Your instructions — Show all lines holding the string "logo".

⟨

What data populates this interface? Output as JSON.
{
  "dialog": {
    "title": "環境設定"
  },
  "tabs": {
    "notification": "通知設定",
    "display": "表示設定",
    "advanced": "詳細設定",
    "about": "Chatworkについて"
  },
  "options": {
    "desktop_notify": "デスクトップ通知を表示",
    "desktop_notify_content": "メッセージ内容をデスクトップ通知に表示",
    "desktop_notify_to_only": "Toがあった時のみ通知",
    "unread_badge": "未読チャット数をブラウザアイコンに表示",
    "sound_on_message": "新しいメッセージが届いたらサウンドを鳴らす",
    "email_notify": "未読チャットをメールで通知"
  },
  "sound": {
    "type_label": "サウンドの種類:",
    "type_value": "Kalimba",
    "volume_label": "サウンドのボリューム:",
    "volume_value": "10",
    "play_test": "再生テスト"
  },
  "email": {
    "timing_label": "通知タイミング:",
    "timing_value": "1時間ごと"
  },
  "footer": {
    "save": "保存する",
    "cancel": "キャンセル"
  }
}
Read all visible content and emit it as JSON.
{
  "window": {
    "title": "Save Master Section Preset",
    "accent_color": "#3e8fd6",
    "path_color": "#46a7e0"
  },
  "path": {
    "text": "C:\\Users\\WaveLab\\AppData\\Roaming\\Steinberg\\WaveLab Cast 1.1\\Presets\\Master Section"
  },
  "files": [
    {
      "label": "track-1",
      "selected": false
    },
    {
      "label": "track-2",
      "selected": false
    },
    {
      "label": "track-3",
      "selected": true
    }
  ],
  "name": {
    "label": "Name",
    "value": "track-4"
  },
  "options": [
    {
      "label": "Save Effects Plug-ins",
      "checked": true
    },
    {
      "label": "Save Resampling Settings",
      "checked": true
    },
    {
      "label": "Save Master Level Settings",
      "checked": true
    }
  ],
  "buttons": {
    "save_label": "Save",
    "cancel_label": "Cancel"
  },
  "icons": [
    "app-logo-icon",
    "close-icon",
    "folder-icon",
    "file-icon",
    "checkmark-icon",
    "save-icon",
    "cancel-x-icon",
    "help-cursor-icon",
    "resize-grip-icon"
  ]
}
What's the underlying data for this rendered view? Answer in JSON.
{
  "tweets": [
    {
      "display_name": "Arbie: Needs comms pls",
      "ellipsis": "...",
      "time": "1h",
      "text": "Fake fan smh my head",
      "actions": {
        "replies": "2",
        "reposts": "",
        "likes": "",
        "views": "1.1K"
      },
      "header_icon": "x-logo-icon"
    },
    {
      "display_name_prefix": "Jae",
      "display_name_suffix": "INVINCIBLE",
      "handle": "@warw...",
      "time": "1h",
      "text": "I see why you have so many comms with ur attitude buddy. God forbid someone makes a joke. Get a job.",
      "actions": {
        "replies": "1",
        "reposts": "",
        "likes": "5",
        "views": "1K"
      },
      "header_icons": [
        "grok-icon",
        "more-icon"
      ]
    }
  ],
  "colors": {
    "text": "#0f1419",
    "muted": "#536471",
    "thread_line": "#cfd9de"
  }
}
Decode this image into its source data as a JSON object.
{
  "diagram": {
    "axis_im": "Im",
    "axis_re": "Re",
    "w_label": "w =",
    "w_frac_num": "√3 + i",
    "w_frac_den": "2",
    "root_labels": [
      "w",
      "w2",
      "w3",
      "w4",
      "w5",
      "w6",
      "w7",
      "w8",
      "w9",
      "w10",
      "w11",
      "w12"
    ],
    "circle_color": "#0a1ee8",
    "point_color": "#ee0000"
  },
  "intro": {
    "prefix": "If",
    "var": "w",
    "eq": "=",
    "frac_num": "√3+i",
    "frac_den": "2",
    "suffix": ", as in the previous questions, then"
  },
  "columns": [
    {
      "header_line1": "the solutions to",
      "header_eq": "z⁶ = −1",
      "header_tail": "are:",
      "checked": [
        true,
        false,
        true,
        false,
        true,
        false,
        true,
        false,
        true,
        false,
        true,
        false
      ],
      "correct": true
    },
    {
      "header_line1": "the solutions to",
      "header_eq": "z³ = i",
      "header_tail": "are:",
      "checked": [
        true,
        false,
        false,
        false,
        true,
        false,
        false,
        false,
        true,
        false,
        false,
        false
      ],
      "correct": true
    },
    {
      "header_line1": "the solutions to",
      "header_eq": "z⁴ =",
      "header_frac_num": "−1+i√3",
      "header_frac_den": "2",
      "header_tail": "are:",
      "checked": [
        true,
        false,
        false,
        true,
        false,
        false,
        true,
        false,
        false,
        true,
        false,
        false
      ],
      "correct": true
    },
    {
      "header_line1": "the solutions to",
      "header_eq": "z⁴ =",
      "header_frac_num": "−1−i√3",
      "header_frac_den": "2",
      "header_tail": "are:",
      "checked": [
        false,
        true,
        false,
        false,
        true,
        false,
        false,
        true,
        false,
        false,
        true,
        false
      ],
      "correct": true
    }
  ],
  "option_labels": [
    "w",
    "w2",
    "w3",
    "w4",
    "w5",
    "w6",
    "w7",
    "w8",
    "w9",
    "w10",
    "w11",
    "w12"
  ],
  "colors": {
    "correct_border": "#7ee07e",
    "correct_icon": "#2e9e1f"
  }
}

⟩

Written answer —
    "app-logo-icon",
      "header_icon": "x-logo-icon"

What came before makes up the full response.